- Set exercise -
The listing beneath should be written out in full, exactly as shown.

- Records to process -

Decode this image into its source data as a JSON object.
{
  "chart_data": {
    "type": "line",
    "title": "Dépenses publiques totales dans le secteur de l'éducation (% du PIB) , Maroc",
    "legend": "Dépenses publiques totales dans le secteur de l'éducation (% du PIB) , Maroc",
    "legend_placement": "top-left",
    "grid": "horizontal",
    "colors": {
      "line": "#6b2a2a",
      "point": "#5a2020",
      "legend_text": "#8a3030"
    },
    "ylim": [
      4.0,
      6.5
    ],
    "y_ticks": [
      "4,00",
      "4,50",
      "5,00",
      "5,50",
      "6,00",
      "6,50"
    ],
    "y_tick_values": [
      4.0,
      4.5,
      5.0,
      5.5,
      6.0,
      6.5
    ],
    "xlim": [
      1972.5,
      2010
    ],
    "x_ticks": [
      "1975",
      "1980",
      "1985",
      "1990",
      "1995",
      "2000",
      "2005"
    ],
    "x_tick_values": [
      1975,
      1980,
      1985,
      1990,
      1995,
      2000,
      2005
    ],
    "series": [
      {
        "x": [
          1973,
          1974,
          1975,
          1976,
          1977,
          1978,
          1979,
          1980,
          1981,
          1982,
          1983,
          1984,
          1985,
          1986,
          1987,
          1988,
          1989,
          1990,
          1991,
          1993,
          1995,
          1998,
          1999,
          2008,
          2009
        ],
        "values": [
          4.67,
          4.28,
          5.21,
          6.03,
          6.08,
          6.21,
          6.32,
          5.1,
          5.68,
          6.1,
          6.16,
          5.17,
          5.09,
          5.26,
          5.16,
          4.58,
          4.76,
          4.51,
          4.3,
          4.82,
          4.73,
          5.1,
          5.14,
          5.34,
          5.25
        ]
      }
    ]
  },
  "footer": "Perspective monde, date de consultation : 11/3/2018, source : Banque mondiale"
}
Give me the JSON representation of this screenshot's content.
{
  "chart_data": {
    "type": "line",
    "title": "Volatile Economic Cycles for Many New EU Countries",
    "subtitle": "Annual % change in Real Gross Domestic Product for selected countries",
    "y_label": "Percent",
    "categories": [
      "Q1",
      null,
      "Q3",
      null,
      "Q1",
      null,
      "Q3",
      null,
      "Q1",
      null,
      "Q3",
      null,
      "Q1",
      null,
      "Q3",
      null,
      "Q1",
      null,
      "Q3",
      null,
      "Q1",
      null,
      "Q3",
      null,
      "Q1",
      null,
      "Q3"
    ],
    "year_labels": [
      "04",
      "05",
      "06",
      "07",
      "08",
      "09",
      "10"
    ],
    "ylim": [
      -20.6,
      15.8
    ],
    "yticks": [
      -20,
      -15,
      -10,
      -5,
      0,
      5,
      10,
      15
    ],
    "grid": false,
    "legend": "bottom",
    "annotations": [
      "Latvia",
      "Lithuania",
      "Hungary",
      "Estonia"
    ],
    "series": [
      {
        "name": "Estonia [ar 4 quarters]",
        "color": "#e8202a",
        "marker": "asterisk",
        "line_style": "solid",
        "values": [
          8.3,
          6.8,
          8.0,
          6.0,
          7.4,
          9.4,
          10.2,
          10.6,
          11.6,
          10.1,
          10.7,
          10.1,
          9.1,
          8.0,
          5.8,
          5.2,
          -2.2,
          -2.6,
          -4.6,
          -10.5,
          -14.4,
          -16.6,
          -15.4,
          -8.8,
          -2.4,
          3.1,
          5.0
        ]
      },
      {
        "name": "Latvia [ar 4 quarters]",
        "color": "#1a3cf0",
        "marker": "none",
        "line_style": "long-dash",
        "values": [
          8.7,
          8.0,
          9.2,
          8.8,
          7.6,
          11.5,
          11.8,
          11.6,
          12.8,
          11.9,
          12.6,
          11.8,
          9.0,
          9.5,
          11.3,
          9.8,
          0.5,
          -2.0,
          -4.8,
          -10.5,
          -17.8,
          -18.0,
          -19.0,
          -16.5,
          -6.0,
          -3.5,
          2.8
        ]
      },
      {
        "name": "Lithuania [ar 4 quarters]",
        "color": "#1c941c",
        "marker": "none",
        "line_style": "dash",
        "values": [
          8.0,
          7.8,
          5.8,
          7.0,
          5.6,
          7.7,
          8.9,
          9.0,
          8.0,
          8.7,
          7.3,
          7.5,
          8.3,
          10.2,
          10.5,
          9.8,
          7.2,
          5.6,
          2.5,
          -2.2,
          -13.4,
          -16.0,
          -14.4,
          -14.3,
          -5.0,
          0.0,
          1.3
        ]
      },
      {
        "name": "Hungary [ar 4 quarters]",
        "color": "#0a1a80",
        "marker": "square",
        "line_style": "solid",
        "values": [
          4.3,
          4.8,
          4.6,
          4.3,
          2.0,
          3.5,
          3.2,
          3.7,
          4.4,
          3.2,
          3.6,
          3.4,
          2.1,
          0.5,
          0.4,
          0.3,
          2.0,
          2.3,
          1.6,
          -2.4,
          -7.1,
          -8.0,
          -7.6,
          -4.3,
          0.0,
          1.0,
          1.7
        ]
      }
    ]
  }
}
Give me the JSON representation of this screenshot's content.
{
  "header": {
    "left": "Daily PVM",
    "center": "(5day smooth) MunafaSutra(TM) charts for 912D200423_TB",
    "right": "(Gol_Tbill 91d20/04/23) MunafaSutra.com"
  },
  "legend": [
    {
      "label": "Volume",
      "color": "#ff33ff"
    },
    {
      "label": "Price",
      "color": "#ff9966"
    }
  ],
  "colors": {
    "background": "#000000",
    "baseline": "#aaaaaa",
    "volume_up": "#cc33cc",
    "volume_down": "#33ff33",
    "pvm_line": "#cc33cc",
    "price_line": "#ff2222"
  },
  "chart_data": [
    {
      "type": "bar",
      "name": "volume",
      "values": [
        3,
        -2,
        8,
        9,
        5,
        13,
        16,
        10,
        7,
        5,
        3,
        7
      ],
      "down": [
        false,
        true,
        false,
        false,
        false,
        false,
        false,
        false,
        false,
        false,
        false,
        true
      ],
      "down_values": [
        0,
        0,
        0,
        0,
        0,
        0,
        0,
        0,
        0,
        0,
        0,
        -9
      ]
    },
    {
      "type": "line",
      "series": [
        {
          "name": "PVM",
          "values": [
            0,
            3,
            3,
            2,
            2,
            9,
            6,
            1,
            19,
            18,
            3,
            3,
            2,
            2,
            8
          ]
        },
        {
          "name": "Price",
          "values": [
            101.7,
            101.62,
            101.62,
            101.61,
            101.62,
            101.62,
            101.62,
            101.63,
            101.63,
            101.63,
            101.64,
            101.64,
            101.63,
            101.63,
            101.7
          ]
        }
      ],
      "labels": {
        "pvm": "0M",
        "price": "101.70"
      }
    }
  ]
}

- Result below -
Decode this image into its source data as a JSON object.
{
  "chart_data": {
    "type": "line",
    "title": "Dépenses publiques totales dans le secteur de l'éducation (% du PIB) , Maroc",
    "legend": "Dépenses publiques totales dans le secteur de l'éducation (% du PIB) , Maroc",
    "legend_placement": "top-left",
    "grid": "horizontal",
    "colors": {
      "line": "#6b2a2a",
      "point": "#5a2020",
      "legend_text": "#8a3030"
    },
    "ylim": [
      4.0,
      6.5
    ],
    "y_ticks": [
      "4,00",
      "4,50",
      "5,00",
      "5,50",
      "6,00",
      "6,50"
    ],
    "y_tick_values": [
      4.0,
      4.5,
      5.0,
      5.5,
      6.0,
      6.5
    ],
    "xlim": [
      1972.5,
      2010
    ],
    "x_ticks": [
      "1975",
      "1980",
      "1985",
      "1990",
      "1995",
      "2000",
      "2005"
    ],
    "x_tick_values": [
      1975,
      1980,
      1985,
      1990,
      1995,
      2000,
      2005
    ],
    "series": [
      {
        "x": [
          1973,
          1974,
          1975,
          1976,
          1977,
          1978,
          1979,
          1980,
          1981,
          1982,
          1983,
          1984,
          1985,
          1986,
          1987,
          1988,
          1989,
          1990,
          1991,
          1993,
          1995,
          1998,
          1999,
          2008,
          2009
        ],
        "values": [
          4.67,
          4.28,
          5.21,
          6.03,
          6.08,
          6.21,
          6.32,
          5.1,
          5.68,
          6.1,
          6.16,
          5.17,
          5.09,
          5.26,
          5.16,
          4.58,
          4.76,
          4.51,
          4.3,
          4.82,
          4.73,
          5.1,
          5.14,
          5.34,
          5.25
        ]
      }
    ]
  },
  "footer": "Perspective monde, date de consultation : 11/3/2018, source : Banque mondiale"
}
Give me the JSON representation of this screenshot's content.
{
  "chart_data": {
    "type": "line",
    "title": "Volatile Economic Cycles for Many New EU Countries",
    "subtitle": "Annual % change in Real Gross Domestic Product for selected countries",
    "y_label": "Percent",
    "categories": [
      "Q1",
      null,
      "Q3",
      null,
      "Q1",
      null,
      "Q3",
      null,
      "Q1",
      null,
      "Q3",
      null,
      "Q1",
      null,
      "Q3",
      null,
      "Q1",
      null,
      "Q3",
      null,
      "Q1",
      null,
      "Q3",
      null,
      "Q1",
      null,
      "Q3"
    ],
    "year_labels": [
      "04",
      "05",
      "06",
      "07",
      "08",
      "09",
      "10"
    ],
    "ylim": [
      -20.6,
      15.8
    ],
    "yticks": [
      -20,
      -15,
      -10,
      -5,
      0,
      5,
      10,
      15
    ],
    "grid": false,
    "legend": "bottom",
    "annotations": [
      "Latvia",
      "Lithuania",
      "Hungary",
      "Estonia"
    ],
    "series": [
      {
        "name": "Estonia [ar 4 quarters]",
        "color": "#e8202a",
        "marker": "asterisk",
        "line_style": "solid",
        "values": [
          8.3,
          6.8,
          8.0,
          6.0,
          7.4,
          9.4,
          10.2,
          10.6,
          11.6,
          10.1,
          10.7,
          10.1,
          9.1,
          8.0,
          5.8,
          5.2,
          -2.2,
          -2.6,
          -4.6,
          -10.5,
          -14.4,
          -16.6,
          -15.4,
          -8.8,
          -2.4,
          3.1,
          5.0
        ]
      },
      {
        "name": "Latvia [ar 4 quarters]",
        "color": "#1a3cf0",
        "marker": "none",
        "line_style": "long-dash",
        "values": [
          8.7,
          8.0,
          9.2,
          8.8,
          7.6,
          11.5,
          11.8,
          11.6,
          12.8,
          11.9,
          12.6,
          11.8,
          9.0,
          9.5,
          11.3,
          9.8,
          0.5,
          -2.0,
          -4.8,
          -10.5,
          -17.8,
          -18.0,
          -19.0,
          -16.5,
          -6.0,
          -3.5,
          2.8
        ]
      },
      {
        "name": "Lithuania [ar 4 quarters]",
        "color": "#1c941c",
        "marker": "none",
        "line_style": "dash",
        "values": [
          8.0,
          7.8,
          5.8,
          7.0,
          5.6,
          7.7,
          8.9,
          9.0,
          8.0,
          8.7,
          7.3,
          7.5,
          8.3,
          10.2,
          10.5,
          9.8,
          7.2,
          5.6,
          2.5,
          -2.2,
          -13.4,
          -16.0,
          -14.4,
          -14.3,
          -5.0,
          0.0,
          1.3
        ]
      },
      {
        "name": "Hungary [ar 4 quarters]",
        "color": "#0a1a80",
        "marker": "square",
        "line_style": "solid",
        "values": [
          4.3,
          4.8,
          4.6,
          4.3,
          2.0,
          3.5,
          3.2,
          3.7,
          4.4,
          3.2,
          3.6,
          3.4,
          2.1,
          0.5,
          0.4,
          0.3,
          2.0,
          2.3,
          1.6,
          -2.4,
          -7.1,
          -8.0,
          -7.6,
          -4.3,
          0.0,
          1.0,
          1.7
        ]
      }
    ]
  }
}
Give me the JSON representation of this screenshot's content.
{
  "header": {
    "left": "Daily PVM",
    "center": "(5day smooth) MunafaSutra(TM) charts for 912D200423_TB",
    "right": "(Gol_Tbill 91d20/04/23) MunafaSutra.com"
  },
  "legend": [
    {
      "label": "Volume",
      "color": "#ff33ff"
    },
    {
      "label": "Price",
      "color": "#ff9966"
    }
  ],
  "colors": {
    "background": "#000000",
    "baseline": "#aaaaaa",
    "volume_up": "#cc33cc",
    "volume_down": "#33ff33",
    "pvm_line": "#cc33cc",
    "price_line": "#ff2222"
  },
  "chart_data": [
    {
      "type": "bar",
      "name": "volume",
      "values": [
        3,
        -2,
        8,
        9,
        5,
        13,
        16,
        10,
        7,
        5,
        3,
        7
      ],
      "down": [
        false,
        true,
        false,
        false,
        false,
        false,
        false,
        false,
        false,
        false,
        false,
        true
      ],
      "down_values": [
        0,
        0,
        0,
        0,
        0,
        0,
        0,
        0,
        0,
        0,
        0,
        -9
      ]
    },
    {
      "type": "line",
      "series": [
        {
          "name": "PVM",
          "values": [
            0,
            3,
            3,
            2,
            2,
            9,
            6,
            1,
            19,
            18,
            3,
            3,
            2,
            2,
            8
          ]
        },
        {
          "name": "Price",
          "values": [
            101.7,
            101.62,
            101.62,
            101.61,
            101.62,
            101.62,
            101.62,
            101.63,
            101.63,
            101.63,
            101.64,
            101.64,
            101.63,
            101.63,
            101.7
          ]
        }
      ],
      "labels": {
        "pvm": "0M",
        "price": "101.70"
      }
    }
  ]
}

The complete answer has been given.